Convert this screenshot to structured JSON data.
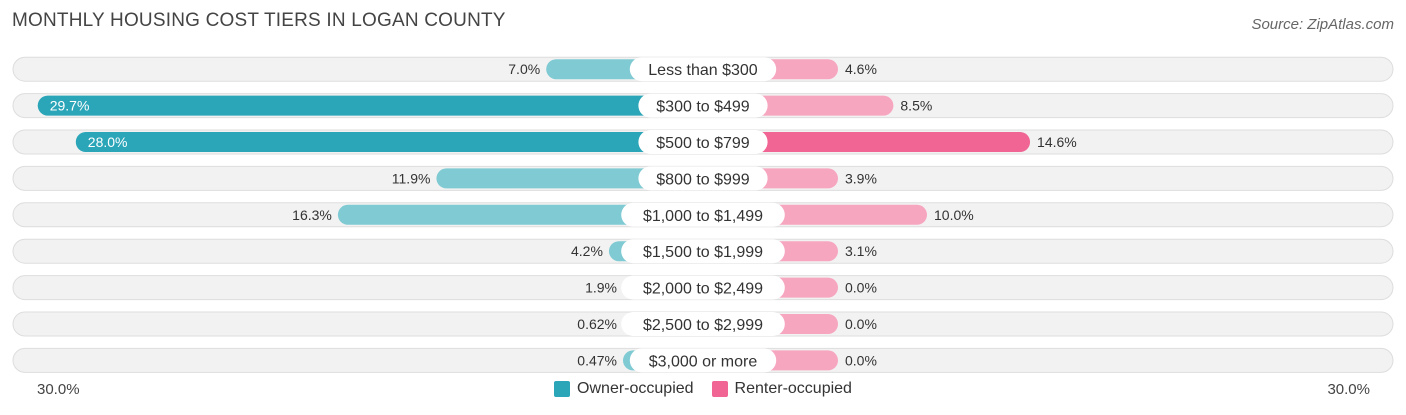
{
  "header": {
    "title": "MONTHLY HOUSING COST TIERS IN LOGAN COUNTY",
    "source": "Source: ZipAtlas.com"
  },
  "chart_data": {
    "type": "bar",
    "orientation": "horizontal-diverging",
    "title": "MONTHLY HOUSING COST TIERS IN LOGAN COUNTY",
    "categories": [
      "Less than $300",
      "$300 to $499",
      "$500 to $799",
      "$800 to $999",
      "$1,000 to $1,499",
      "$1,500 to $1,999",
      "$2,000 to $2,499",
      "$2,500 to $2,999",
      "$3,000 or more"
    ],
    "series": [
      {
        "name": "Owner-occupied",
        "color": "#2ba5b8",
        "light_color": "#7fcad3",
        "values": [
          7.0,
          29.7,
          28.0,
          11.9,
          16.3,
          4.2,
          1.9,
          0.62,
          0.47
        ],
        "labels": [
          "7.0%",
          "29.7%",
          "28.0%",
          "11.9%",
          "16.3%",
          "4.2%",
          "1.9%",
          "0.62%",
          "0.47%"
        ]
      },
      {
        "name": "Renter-occupied",
        "color": "#f06593",
        "light_color": "#f7a6c0",
        "values": [
          4.6,
          8.5,
          14.6,
          3.9,
          10.0,
          3.1,
          0.0,
          0.0,
          0.0
        ],
        "labels": [
          "4.6%",
          "8.5%",
          "14.6%",
          "3.9%",
          "10.0%",
          "3.1%",
          "0.0%",
          "0.0%",
          "0.0%"
        ]
      }
    ],
    "xlim": [
      -30,
      30
    ],
    "axis_left_label": "30.0%",
    "axis_right_label": "30.0%",
    "legend_position": "bottom-center"
  }
}
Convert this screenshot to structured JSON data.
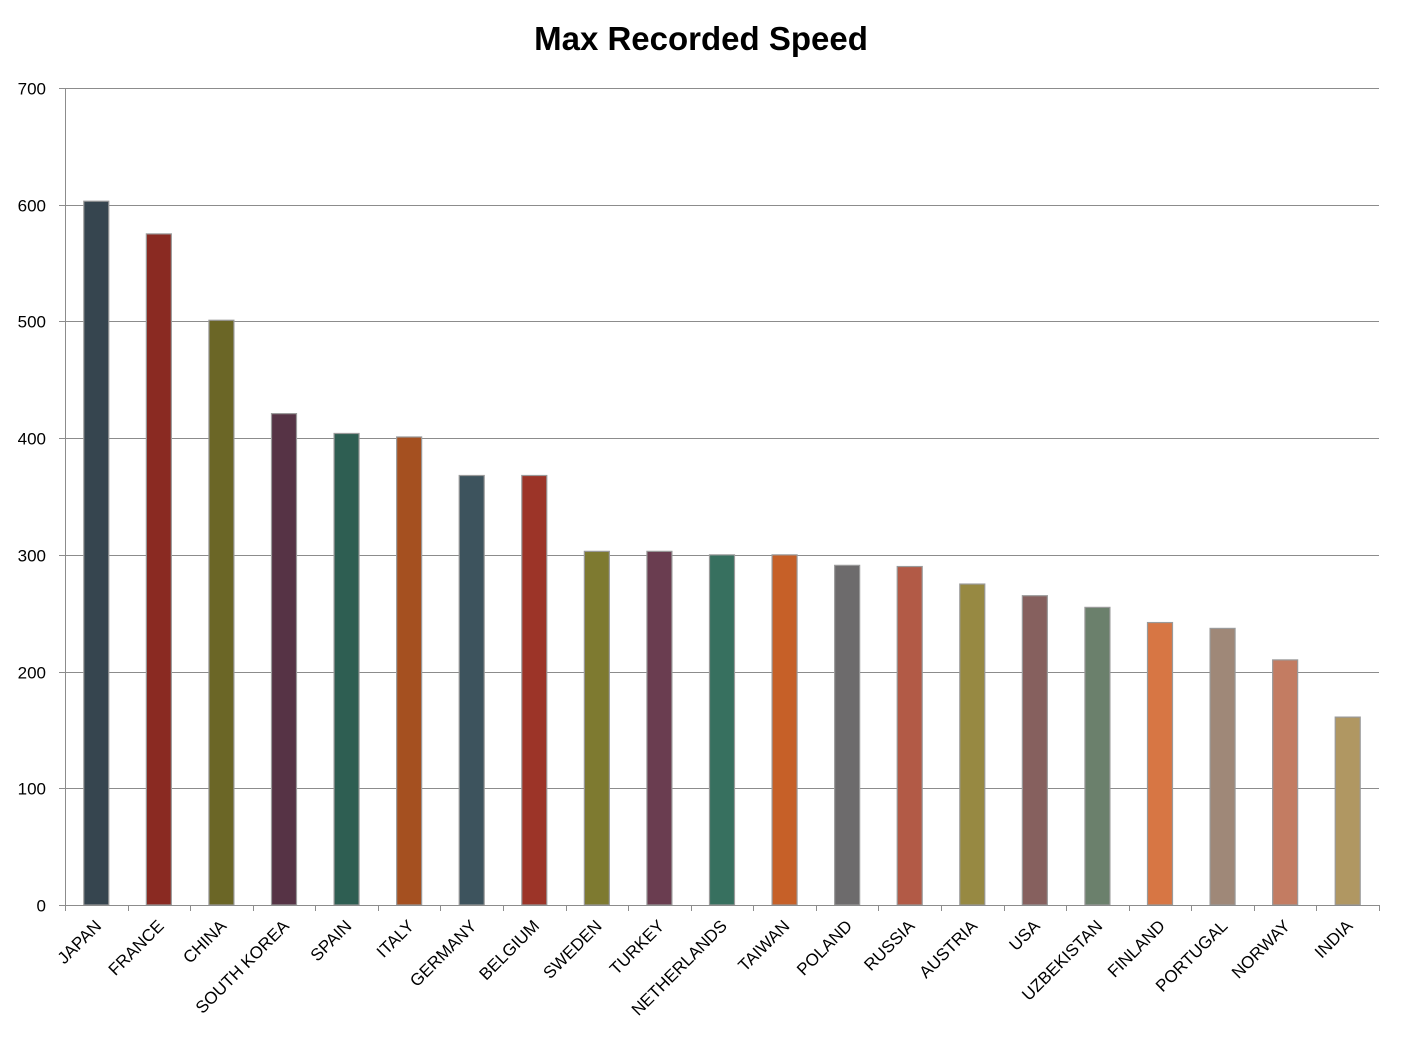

:: GIVEN EXERCISE ::
Each record above must be returned exactly as written, with its pictures omitted.

:: CORRECT ANSWER ::
Convert this screenshot to structured JSON data.
{
  "header": {
    "title": "MONTHLY HOUSING COST TIERS IN LOGAN COUNTY",
    "source": "Source: ZipAtlas.com"
  },
  "chart_data": {
    "type": "bar",
    "orientation": "horizontal-diverging",
    "title": "MONTHLY HOUSING COST TIERS IN LOGAN COUNTY",
    "categories": [
      "Less than $300",
      "$300 to $499",
      "$500 to $799",
      "$800 to $999",
      "$1,000 to $1,499",
      "$1,500 to $1,999",
      "$2,000 to $2,499",
      "$2,500 to $2,999",
      "$3,000 or more"
    ],
    "series": [
      {
        "name": "Owner-occupied",
        "color": "#2ba5b8",
        "light_color": "#7fcad3",
        "values": [
          7.0,
          29.7,
          28.0,
          11.9,
          16.3,
          4.2,
          1.9,
          0.62,
          0.47
        ],
        "labels": [
          "7.0%",
          "29.7%",
          "28.0%",
          "11.9%",
          "16.3%",
          "4.2%",
          "1.9%",
          "0.62%",
          "0.47%"
        ]
      },
      {
        "name": "Renter-occupied",
        "color": "#f06593",
        "light_color": "#f7a6c0",
        "values": [
          4.6,
          8.5,
          14.6,
          3.9,
          10.0,
          3.1,
          0.0,
          0.0,
          0.0
        ],
        "labels": [
          "4.6%",
          "8.5%",
          "14.6%",
          "3.9%",
          "10.0%",
          "3.1%",
          "0.0%",
          "0.0%",
          "0.0%"
        ]
      }
    ],
    "xlim": [
      -30,
      30
    ],
    "axis_left_label": "30.0%",
    "axis_right_label": "30.0%",
    "legend_position": "bottom-center"
  }
}
Convert this screenshot to structured JSON data.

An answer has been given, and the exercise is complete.